What follows is a listing. Return every line of it exactly.

Stored data:
------------------------------------------------------------
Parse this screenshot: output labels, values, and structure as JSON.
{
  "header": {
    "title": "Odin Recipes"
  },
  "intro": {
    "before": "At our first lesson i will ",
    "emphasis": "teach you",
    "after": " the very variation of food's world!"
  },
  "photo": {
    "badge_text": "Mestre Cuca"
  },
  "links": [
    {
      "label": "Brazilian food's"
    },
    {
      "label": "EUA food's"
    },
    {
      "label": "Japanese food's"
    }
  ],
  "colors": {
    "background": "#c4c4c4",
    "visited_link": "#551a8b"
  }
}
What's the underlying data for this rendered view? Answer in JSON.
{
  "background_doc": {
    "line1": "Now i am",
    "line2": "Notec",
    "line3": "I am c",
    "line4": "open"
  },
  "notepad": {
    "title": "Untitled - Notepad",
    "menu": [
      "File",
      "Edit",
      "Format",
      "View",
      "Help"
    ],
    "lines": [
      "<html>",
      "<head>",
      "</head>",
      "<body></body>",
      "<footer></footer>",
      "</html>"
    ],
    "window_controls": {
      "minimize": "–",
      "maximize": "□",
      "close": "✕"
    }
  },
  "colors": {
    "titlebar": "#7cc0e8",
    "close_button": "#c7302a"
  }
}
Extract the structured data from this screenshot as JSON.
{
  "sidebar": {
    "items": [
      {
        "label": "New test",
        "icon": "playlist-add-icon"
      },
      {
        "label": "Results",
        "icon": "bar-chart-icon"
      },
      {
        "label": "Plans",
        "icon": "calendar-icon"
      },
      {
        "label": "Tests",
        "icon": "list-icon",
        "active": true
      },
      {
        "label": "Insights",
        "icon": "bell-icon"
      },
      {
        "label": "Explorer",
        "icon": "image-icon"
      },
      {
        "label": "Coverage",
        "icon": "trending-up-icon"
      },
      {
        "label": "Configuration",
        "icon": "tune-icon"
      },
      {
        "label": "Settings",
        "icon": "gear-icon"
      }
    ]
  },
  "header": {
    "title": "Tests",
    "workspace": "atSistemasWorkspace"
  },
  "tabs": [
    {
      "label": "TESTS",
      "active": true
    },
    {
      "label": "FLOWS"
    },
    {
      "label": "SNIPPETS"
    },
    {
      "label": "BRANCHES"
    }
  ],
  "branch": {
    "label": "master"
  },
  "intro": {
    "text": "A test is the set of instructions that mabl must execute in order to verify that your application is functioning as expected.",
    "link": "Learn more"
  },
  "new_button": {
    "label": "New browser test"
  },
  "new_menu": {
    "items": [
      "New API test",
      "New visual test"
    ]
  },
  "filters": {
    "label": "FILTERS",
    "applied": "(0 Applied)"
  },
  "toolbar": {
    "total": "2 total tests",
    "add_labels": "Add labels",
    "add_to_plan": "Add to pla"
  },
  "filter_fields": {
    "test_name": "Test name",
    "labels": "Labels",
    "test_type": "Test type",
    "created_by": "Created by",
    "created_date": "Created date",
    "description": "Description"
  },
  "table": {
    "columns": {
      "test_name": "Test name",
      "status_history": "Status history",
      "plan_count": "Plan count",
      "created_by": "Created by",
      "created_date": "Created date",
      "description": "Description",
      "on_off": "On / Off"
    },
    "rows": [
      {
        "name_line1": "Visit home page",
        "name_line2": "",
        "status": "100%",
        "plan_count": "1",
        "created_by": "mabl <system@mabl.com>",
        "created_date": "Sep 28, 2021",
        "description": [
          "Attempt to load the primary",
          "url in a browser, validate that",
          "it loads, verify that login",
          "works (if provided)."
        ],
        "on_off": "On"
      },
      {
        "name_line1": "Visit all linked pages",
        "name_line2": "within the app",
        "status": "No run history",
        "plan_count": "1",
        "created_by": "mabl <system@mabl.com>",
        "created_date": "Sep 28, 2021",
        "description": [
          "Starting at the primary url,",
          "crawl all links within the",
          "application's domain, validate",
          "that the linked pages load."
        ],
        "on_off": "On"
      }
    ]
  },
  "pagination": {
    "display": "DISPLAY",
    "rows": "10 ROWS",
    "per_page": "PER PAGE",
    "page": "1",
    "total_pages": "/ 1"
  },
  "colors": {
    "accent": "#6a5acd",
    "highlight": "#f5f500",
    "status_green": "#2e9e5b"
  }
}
------------------------------------------------------------
**Solved problem:**
Parse this screenshot: output labels, values, and structure as JSON.
{
  "header": {
    "title": "Odin Recipes"
  },
  "intro": {
    "before": "At our first lesson i will ",
    "emphasis": "teach you",
    "after": " the very variation of food's world!"
  },
  "photo": {
    "badge_text": "Mestre Cuca"
  },
  "links": [
    {
      "label": "Brazilian food's"
    },
    {
      "label": "EUA food's"
    },
    {
      "label": "Japanese food's"
    }
  ],
  "colors": {
    "background": "#c4c4c4",
    "visited_link": "#551a8b"
  }
}
What's the underlying data for this rendered view? Answer in JSON.
{
  "background_doc": {
    "line1": "Now i am",
    "line2": "Notec",
    "line3": "I am c",
    "line4": "open"
  },
  "notepad": {
    "title": "Untitled - Notepad",
    "menu": [
      "File",
      "Edit",
      "Format",
      "View",
      "Help"
    ],
    "lines": [
      "<html>",
      "<head>",
      "</head>",
      "<body></body>",
      "<footer></footer>",
      "</html>"
    ],
    "window_controls": {
      "minimize": "–",
      "maximize": "□",
      "close": "✕"
    }
  },
  "colors": {
    "titlebar": "#7cc0e8",
    "close_button": "#c7302a"
  }
}
Extract the structured data from this screenshot as JSON.
{
  "sidebar": {
    "items": [
      {
        "label": "New test",
        "icon": "playlist-add-icon"
      },
      {
        "label": "Results",
        "icon": "bar-chart-icon"
      },
      {
        "label": "Plans",
        "icon": "calendar-icon"
      },
      {
        "label": "Tests",
        "icon": "list-icon",
        "active": true
      },
      {
        "label": "Insights",
        "icon": "bell-icon"
      },
      {
        "label": "Explorer",
        "icon": "image-icon"
      },
      {
        "label": "Coverage",
        "icon": "trending-up-icon"
      },
      {
        "label": "Configuration",
        "icon": "tune-icon"
      },
      {
        "label": "Settings",
        "icon": "gear-icon"
      }
    ]
  },
  "header": {
    "title": "Tests",
    "workspace": "atSistemasWorkspace"
  },
  "tabs": [
    {
      "label": "TESTS",
      "active": true
    },
    {
      "label": "FLOWS"
    },
    {
      "label": "SNIPPETS"
    },
    {
      "label": "BRANCHES"
    }
  ],
  "branch": {
    "label": "master"
  },
  "intro": {
    "text": "A test is the set of instructions that mabl must execute in order to verify that your application is functioning as expected.",
    "link": "Learn more"
  },
  "new_button": {
    "label": "New browser test"
  },
  "new_menu": {
    "items": [
      "New API test",
      "New visual test"
    ]
  },
  "filters": {
    "label": "FILTERS",
    "applied": "(0 Applied)"
  },
  "toolbar": {
    "total": "2 total tests",
    "add_labels": "Add labels",
    "add_to_plan": "Add to pla"
  },
  "filter_fields": {
    "test_name": "Test name",
    "labels": "Labels",
    "test_type": "Test type",
    "created_by": "Created by",
    "created_date": "Created date",
    "description": "Description"
  },
  "table": {
    "columns": {
      "test_name": "Test name",
      "status_history": "Status history",
      "plan_count": "Plan count",
      "created_by": "Created by",
      "created_date": "Created date",
      "description": "Description",
      "on_off": "On / Off"
    },
    "rows": [
      {
        "name_line1": "Visit home page",
        "name_line2": "",
        "status": "100%",
        "plan_count": "1",
        "created_by": "mabl <system@mabl.com>",
        "created_date": "Sep 28, 2021",
        "description": [
          "Attempt to load the primary",
          "url in a browser, validate that",
          "it loads, verify that login",
          "works (if provided)."
        ],
        "on_off": "On"
      },
      {
        "name_line1": "Visit all linked pages",
        "name_line2": "within the app",
        "status": "No run history",
        "plan_count": "1",
        "created_by": "mabl <system@mabl.com>",
        "created_date": "Sep 28, 2021",
        "description": [
          "Starting at the primary url,",
          "crawl all links within the",
          "application's domain, validate",
          "that the linked pages load."
        ],
        "on_off": "On"
      }
    ]
  },
  "pagination": {
    "display": "DISPLAY",
    "rows": "10 ROWS",
    "per_page": "PER PAGE",
    "page": "1",
    "total_pages": "/ 1"
  },
  "colors": {
    "accent": "#6a5acd",
    "highlight": "#f5f500",
    "status_green": "#2e9e5b"
  }
}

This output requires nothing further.